• _Goal of the exercise_
Return each line of the data below verbatim; pictures are to be left out.

──────── Information given ────────

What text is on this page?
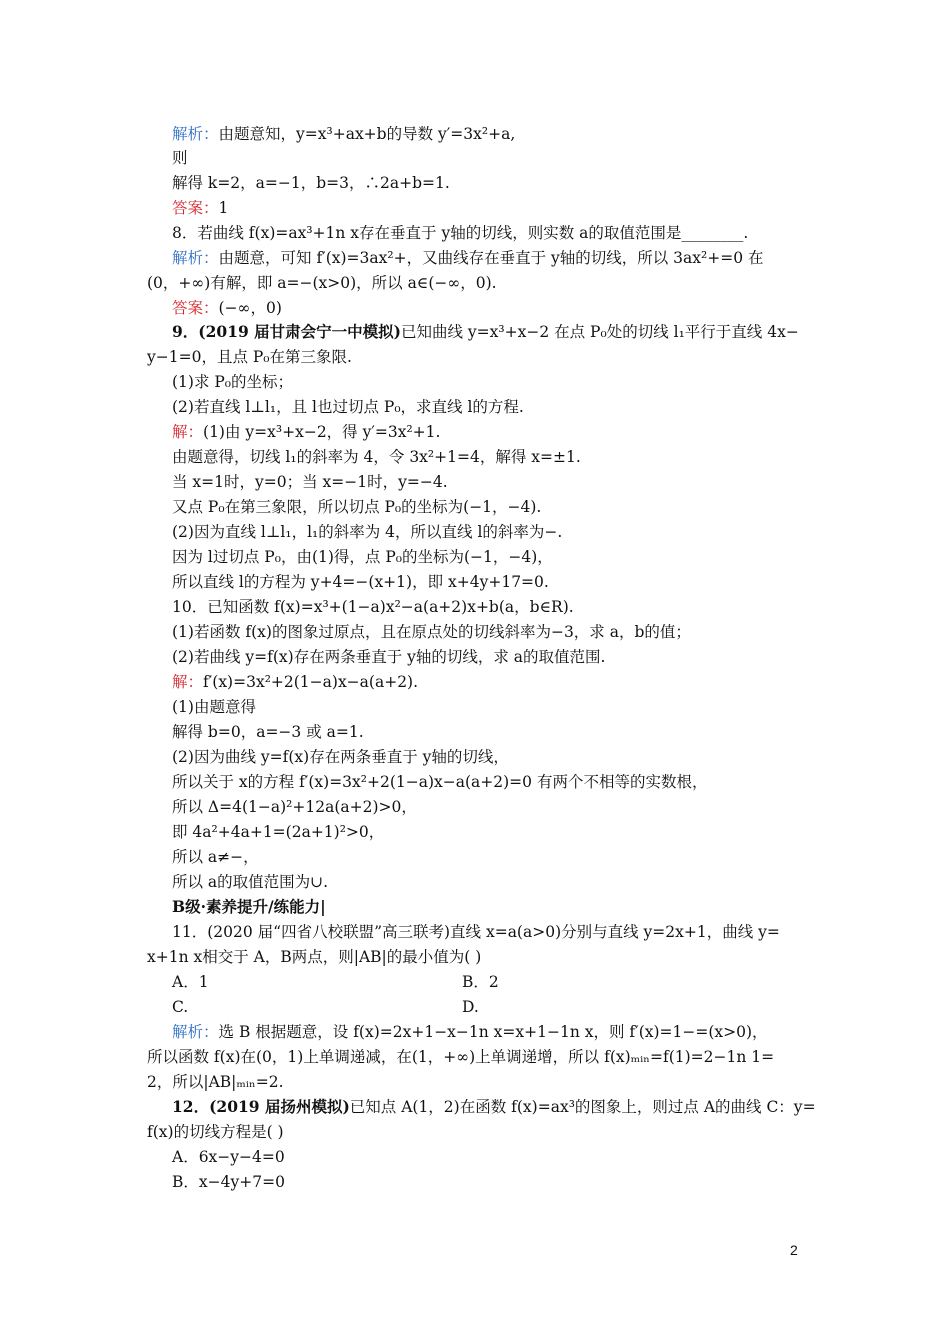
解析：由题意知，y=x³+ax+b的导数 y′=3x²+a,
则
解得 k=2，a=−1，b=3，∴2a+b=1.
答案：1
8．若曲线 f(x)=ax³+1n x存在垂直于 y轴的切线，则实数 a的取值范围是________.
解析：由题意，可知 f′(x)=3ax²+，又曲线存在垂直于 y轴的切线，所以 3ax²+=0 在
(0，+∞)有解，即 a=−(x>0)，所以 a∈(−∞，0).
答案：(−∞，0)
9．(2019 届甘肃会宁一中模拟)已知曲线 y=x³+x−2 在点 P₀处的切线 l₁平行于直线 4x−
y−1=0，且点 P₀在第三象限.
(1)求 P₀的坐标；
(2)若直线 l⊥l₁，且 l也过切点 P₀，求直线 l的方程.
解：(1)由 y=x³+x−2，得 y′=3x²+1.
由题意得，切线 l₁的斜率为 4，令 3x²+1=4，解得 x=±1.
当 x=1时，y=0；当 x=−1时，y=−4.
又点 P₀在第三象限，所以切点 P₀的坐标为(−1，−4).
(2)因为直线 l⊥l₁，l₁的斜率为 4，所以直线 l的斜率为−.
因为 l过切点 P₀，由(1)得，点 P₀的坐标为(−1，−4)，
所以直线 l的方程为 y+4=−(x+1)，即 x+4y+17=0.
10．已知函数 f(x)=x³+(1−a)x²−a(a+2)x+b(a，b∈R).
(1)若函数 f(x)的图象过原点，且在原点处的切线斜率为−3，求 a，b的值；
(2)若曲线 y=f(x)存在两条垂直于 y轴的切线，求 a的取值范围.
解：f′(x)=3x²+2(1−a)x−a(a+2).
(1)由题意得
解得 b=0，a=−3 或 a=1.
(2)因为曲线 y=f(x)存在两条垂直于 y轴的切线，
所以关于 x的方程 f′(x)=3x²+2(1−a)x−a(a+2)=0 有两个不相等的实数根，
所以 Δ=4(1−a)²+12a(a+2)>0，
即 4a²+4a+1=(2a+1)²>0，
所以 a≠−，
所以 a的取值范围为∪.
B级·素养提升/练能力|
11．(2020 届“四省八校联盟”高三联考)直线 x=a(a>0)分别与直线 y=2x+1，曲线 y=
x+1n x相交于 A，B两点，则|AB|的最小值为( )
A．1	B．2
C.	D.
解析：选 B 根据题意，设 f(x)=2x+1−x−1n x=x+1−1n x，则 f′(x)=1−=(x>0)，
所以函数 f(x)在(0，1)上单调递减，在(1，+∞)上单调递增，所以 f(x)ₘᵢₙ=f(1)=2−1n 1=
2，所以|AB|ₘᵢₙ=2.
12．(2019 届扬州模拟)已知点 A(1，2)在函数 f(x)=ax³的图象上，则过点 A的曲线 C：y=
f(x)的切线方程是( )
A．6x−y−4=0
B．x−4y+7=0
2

────────

• _In response_
What text is on this page?
解析：由题意知，y=x³+ax+b的导数 y′=3x²+a,
则
解得 k=2，a=−1，b=3，∴2a+b=1.
答案：1
8．若曲线 f(x)=ax³+1n x存在垂直于 y轴的切线，则实数 a的取值范围是________.
解析：由题意，可知 f′(x)=3ax²+，又曲线存在垂直于 y轴的切线，所以 3ax²+=0 在
(0，+∞)有解，即 a=−(x>0)，所以 a∈(−∞，0).
答案：(−∞，0)
9．(2019 届甘肃会宁一中模拟)已知曲线 y=x³+x−2 在点 P₀处的切线 l₁平行于直线 4x−
y−1=0，且点 P₀在第三象限.
(1)求 P₀的坐标；
(2)若直线 l⊥l₁，且 l也过切点 P₀，求直线 l的方程.
解：(1)由 y=x³+x−2，得 y′=3x²+1.
由题意得，切线 l₁的斜率为 4，令 3x²+1=4，解得 x=±1.
当 x=1时，y=0；当 x=−1时，y=−4.
又点 P₀在第三象限，所以切点 P₀的坐标为(−1，−4).
(2)因为直线 l⊥l₁，l₁的斜率为 4，所以直线 l的斜率为−.
因为 l过切点 P₀，由(1)得，点 P₀的坐标为(−1，−4)，
所以直线 l的方程为 y+4=−(x+1)，即 x+4y+17=0.
10．已知函数 f(x)=x³+(1−a)x²−a(a+2)x+b(a，b∈R).
(1)若函数 f(x)的图象过原点，且在原点处的切线斜率为−3，求 a，b的值；
(2)若曲线 y=f(x)存在两条垂直于 y轴的切线，求 a的取值范围.
解：f′(x)=3x²+2(1−a)x−a(a+2).
(1)由题意得
解得 b=0，a=−3 或 a=1.
(2)因为曲线 y=f(x)存在两条垂直于 y轴的切线，
所以关于 x的方程 f′(x)=3x²+2(1−a)x−a(a+2)=0 有两个不相等的实数根，
所以 Δ=4(1−a)²+12a(a+2)>0，
即 4a²+4a+1=(2a+1)²>0，
所以 a≠−，
所以 a的取值范围为∪.
B级·素养提升/练能力|
11．(2020 届“四省八校联盟”高三联考)直线 x=a(a>0)分别与直线 y=2x+1，曲线 y=
x+1n x相交于 A，B两点，则|AB|的最小值为( )
A．1	B．2
C.	D.
解析：选 B 根据题意，设 f(x)=2x+1−x−1n x=x+1−1n x，则 f′(x)=1−=(x>0)，
所以函数 f(x)在(0，1)上单调递减，在(1，+∞)上单调递增，所以 f(x)ₘᵢₙ=f(1)=2−1n 1=
2，所以|AB|ₘᵢₙ=2.
12．(2019 届扬州模拟)已知点 A(1，2)在函数 f(x)=ax³的图象上，则过点 A的曲线 C：y=
f(x)的切线方程是( )
A．6x−y−4=0
B．x−4y+7=0
2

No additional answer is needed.